◆ **WORK TO DO**
Look through the records below, and copy out every line that holds the string "Quina".

◆ **EXTRACTED RECORDS**
#####

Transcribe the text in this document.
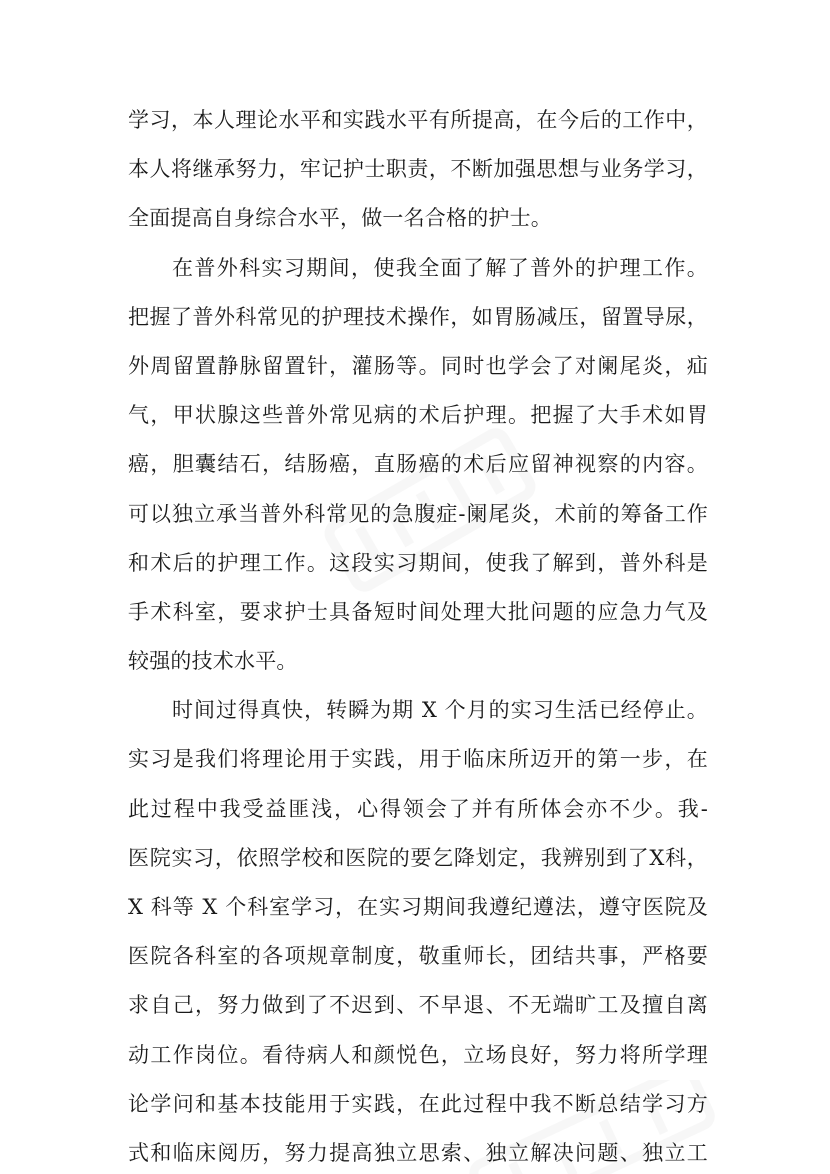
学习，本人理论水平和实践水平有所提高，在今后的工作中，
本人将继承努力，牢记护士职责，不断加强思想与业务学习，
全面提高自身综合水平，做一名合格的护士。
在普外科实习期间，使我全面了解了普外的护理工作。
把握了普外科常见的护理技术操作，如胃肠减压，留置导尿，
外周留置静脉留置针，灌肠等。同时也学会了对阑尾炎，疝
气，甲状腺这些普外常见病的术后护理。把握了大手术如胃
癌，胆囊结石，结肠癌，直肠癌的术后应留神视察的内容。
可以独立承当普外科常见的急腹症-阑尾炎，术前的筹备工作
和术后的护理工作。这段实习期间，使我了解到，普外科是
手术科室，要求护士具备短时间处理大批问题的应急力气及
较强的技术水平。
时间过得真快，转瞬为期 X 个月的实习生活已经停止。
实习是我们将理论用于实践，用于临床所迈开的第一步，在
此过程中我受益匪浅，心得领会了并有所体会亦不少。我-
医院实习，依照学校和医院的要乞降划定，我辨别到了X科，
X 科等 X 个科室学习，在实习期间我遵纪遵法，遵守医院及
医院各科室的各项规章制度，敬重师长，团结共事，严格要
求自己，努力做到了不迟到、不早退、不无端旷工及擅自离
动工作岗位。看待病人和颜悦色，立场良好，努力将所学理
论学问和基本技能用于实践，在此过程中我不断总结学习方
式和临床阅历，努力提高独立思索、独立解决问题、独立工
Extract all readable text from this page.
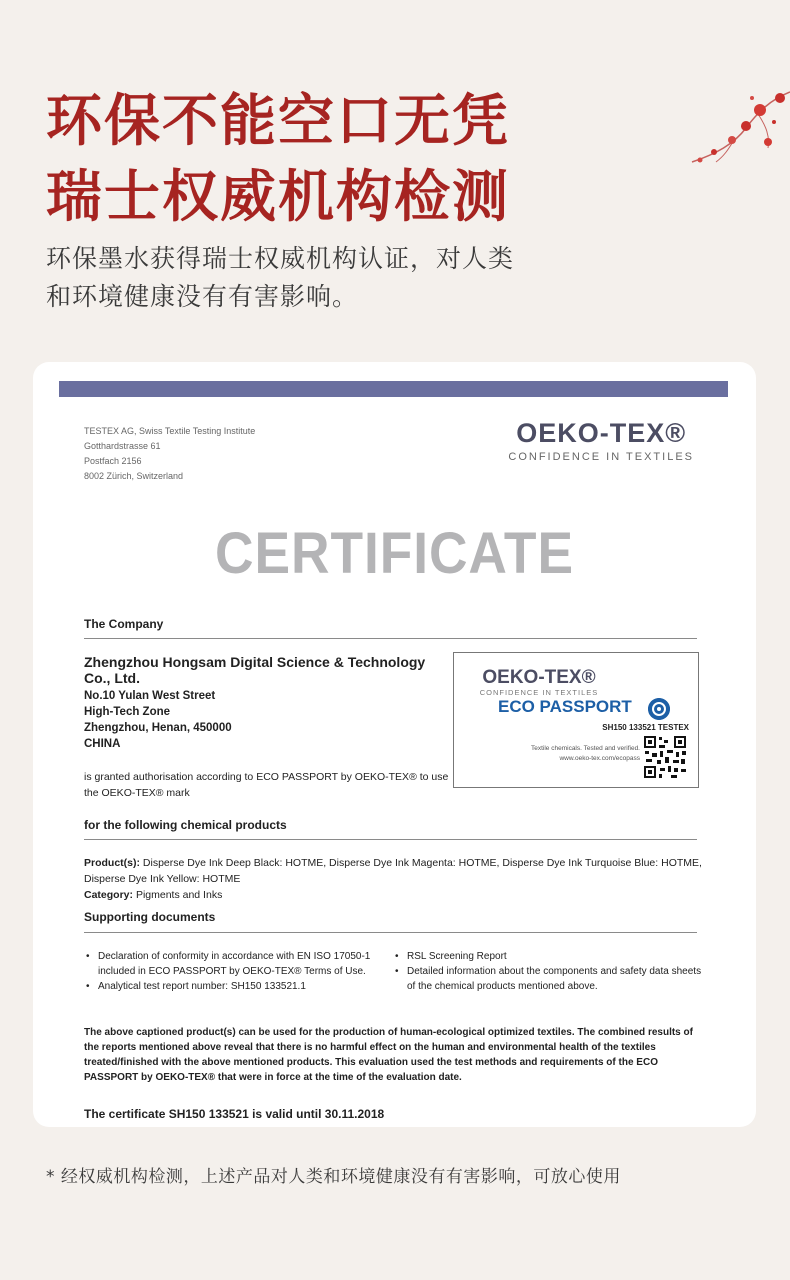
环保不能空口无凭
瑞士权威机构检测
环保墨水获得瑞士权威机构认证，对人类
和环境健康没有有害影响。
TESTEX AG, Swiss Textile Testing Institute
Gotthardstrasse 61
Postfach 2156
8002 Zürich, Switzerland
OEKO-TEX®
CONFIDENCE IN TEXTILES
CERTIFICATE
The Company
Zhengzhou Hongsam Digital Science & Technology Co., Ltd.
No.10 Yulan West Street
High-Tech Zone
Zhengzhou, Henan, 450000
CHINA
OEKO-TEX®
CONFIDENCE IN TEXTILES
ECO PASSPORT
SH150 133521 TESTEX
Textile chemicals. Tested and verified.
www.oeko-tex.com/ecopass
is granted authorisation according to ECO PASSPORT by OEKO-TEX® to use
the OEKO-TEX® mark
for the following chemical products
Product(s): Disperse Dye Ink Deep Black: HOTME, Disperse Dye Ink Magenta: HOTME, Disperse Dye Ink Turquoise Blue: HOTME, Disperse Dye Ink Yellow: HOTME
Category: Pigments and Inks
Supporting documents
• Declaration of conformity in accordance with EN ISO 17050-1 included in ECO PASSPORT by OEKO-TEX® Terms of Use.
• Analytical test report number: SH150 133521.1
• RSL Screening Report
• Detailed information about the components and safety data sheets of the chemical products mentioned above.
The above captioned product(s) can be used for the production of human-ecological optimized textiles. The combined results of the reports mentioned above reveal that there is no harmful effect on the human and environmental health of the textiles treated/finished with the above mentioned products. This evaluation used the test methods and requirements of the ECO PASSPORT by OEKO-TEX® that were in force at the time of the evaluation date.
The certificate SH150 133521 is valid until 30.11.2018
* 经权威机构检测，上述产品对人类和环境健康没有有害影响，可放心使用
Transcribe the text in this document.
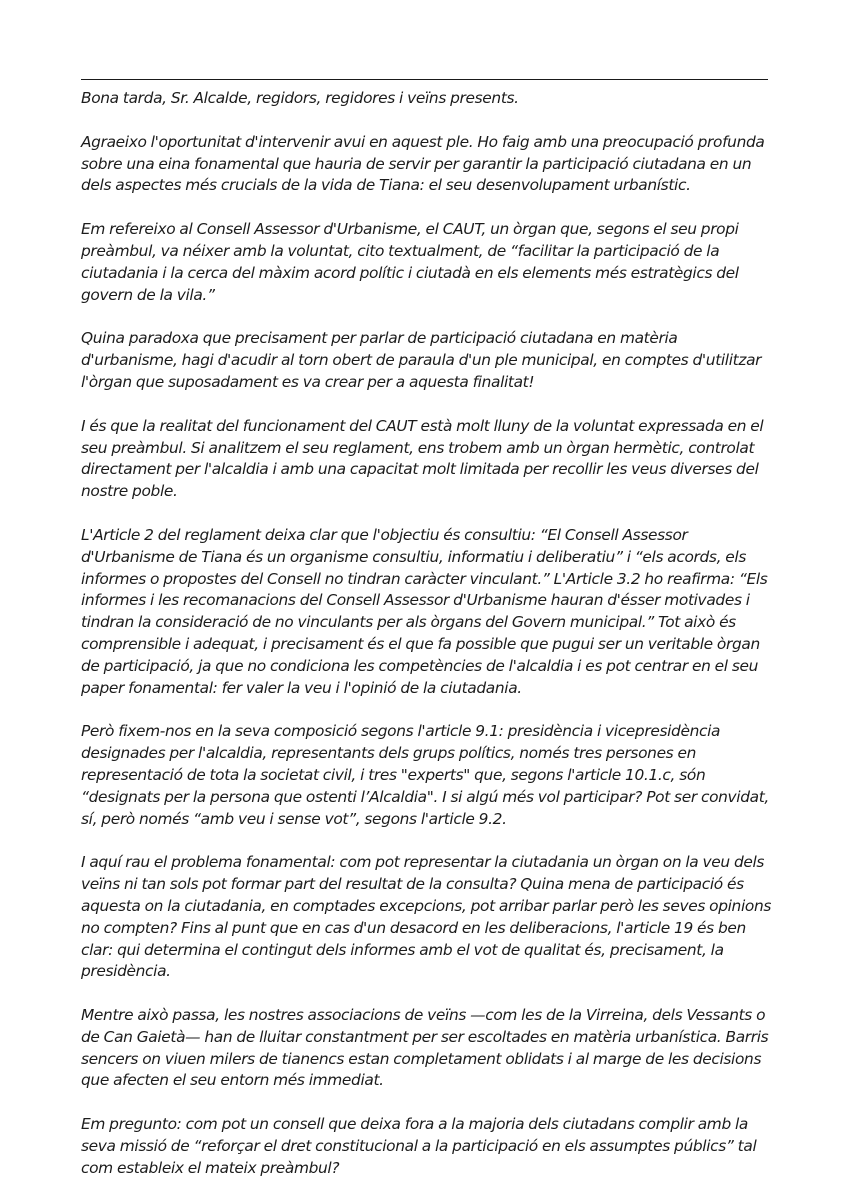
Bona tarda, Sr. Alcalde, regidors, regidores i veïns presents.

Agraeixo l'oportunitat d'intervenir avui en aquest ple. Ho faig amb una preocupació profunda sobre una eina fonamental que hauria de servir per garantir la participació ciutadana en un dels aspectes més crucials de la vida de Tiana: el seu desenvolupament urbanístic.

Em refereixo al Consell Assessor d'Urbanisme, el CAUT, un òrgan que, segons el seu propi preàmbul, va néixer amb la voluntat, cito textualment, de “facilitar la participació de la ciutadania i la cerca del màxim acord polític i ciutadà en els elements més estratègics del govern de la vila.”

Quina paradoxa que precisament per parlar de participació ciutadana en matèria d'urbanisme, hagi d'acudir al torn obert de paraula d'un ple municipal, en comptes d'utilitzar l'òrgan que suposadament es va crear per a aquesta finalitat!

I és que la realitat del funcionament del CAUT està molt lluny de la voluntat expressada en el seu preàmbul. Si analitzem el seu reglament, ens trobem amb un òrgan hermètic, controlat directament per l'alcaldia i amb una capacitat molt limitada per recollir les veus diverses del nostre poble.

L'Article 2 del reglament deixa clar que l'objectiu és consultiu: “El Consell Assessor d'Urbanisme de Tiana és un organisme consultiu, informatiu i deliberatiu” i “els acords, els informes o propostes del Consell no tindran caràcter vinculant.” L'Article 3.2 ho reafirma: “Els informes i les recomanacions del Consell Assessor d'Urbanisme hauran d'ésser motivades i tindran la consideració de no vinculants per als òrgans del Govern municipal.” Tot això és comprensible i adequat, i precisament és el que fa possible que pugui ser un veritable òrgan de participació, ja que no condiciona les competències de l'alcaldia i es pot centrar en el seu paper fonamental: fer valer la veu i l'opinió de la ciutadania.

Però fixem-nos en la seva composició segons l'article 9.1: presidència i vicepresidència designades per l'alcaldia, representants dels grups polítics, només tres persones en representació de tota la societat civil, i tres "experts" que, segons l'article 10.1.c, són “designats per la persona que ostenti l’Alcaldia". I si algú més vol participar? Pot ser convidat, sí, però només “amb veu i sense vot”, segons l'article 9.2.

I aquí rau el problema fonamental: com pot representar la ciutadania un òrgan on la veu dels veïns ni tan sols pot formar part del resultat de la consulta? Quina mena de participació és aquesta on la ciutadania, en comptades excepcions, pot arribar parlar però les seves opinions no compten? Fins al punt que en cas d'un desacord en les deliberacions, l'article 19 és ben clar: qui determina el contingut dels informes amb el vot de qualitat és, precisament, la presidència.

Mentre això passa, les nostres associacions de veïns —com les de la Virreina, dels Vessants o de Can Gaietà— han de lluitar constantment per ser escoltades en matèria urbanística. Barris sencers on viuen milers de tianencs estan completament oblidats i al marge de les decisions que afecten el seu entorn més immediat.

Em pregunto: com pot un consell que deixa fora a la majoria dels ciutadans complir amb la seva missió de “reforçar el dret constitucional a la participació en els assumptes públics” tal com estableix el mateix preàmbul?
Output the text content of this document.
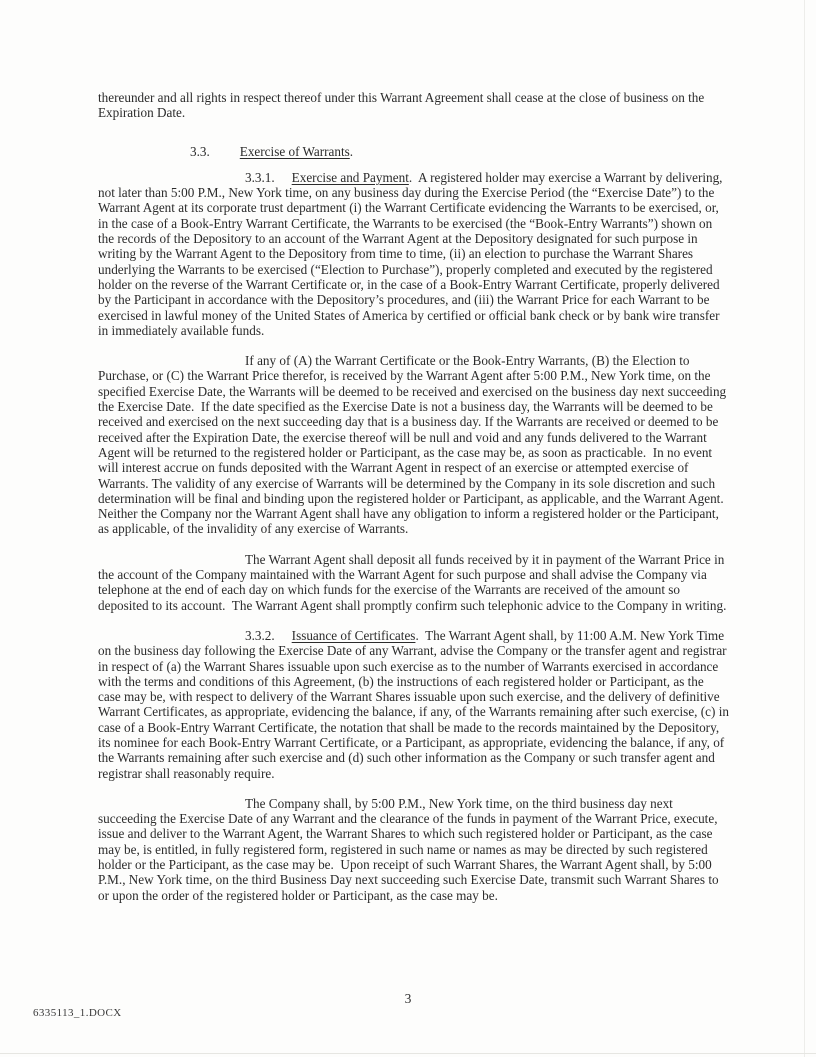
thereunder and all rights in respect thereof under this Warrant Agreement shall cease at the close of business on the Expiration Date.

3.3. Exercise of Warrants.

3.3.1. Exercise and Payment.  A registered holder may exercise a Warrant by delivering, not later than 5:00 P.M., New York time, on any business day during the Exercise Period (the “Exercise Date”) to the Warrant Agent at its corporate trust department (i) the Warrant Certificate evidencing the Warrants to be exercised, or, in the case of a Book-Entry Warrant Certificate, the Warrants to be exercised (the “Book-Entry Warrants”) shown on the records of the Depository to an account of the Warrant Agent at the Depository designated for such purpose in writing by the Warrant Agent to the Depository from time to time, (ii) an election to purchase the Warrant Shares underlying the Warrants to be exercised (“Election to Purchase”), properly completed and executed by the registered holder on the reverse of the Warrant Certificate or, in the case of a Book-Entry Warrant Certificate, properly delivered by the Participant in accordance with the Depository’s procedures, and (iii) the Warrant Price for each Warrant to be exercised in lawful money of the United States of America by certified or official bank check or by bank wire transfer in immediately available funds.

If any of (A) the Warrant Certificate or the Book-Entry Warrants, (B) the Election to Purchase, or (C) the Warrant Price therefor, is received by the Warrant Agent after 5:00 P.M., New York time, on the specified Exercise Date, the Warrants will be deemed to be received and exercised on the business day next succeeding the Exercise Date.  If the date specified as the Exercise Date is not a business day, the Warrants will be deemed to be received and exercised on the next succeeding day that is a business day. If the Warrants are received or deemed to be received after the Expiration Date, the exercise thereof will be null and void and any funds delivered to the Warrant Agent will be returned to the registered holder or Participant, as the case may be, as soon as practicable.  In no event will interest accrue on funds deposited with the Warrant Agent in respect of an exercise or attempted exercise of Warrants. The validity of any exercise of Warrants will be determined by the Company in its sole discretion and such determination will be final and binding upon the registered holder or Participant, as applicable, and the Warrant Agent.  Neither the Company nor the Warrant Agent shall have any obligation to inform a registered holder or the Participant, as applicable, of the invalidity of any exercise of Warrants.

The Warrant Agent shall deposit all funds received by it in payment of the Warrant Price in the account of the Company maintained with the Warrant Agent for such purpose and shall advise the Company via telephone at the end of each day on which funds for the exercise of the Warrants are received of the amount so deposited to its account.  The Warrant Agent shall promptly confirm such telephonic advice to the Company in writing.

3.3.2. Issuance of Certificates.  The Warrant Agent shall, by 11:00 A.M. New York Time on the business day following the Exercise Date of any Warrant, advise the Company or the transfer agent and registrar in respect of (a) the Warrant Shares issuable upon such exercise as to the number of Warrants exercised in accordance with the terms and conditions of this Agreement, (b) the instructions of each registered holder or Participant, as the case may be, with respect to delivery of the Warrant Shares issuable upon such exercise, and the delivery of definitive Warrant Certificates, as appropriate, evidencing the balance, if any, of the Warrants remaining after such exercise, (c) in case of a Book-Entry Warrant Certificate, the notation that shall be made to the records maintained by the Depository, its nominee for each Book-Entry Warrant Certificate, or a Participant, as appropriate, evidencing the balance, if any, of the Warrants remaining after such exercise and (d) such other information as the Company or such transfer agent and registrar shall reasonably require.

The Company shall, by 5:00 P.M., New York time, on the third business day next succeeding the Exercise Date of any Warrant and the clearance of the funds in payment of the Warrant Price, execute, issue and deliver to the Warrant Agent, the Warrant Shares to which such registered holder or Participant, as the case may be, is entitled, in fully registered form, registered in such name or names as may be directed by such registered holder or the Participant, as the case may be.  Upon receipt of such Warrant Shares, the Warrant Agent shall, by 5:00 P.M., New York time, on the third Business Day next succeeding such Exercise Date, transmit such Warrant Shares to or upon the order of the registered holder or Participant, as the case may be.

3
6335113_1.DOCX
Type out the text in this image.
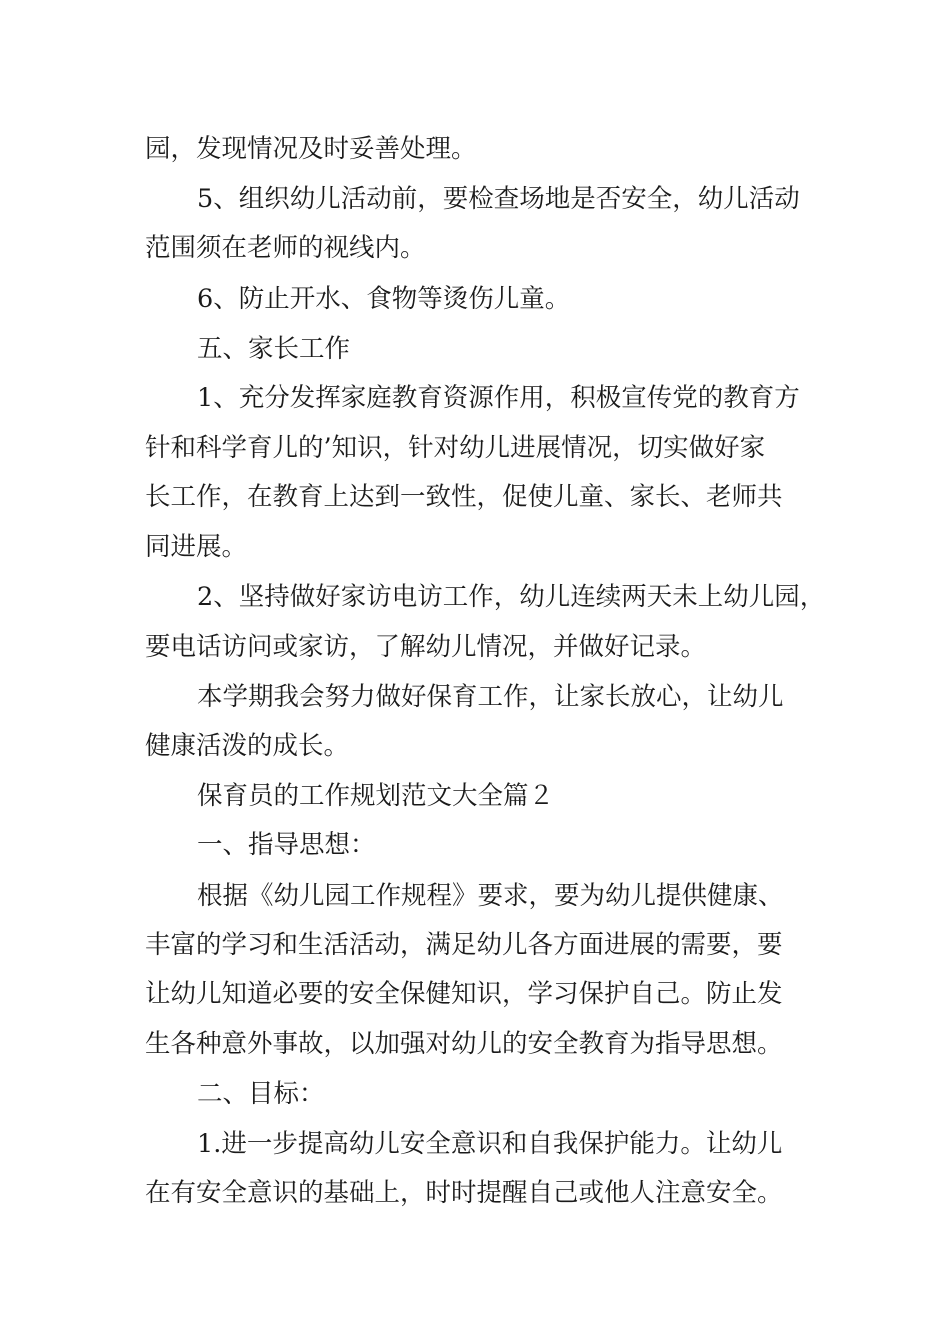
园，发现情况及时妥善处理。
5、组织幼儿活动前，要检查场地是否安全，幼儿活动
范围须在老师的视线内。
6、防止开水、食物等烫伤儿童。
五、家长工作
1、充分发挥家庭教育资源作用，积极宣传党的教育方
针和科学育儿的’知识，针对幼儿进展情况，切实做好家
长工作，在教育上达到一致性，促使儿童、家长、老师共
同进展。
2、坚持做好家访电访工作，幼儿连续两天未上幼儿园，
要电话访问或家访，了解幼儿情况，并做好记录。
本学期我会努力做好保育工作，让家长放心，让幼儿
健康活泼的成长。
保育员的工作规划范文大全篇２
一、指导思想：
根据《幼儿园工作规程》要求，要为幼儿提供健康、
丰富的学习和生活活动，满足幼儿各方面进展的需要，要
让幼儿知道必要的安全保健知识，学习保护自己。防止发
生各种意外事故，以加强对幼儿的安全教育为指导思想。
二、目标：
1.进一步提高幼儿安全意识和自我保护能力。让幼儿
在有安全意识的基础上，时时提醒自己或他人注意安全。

#####

◆ **COMPLETED TASK**
Quina paradoxa que precisament per parlar de participació ciutadana en matèria d'urbanisme, hagi d'acudir al torn obert de paraula d'un ple municipal, en comptes d'utilitzar l'òrgan que suposadament es va crear per a aquesta finalitat!
I aquí rau el problema fonamental: com pot representar la ciutadania un òrgan on la veu dels veïns ni tan sols pot formar part del resultat de la consulta? Quina mena de participació és aquesta on la ciutadania, en comptades excepcions, pot arribar parlar però les seves opinions no compten? Fins al punt que en cas d'un desacord en les deliberacions, l'article 19 és ben clar: qui determina el contingut dels informes amb el vot de qualitat és, precisament, la presidència.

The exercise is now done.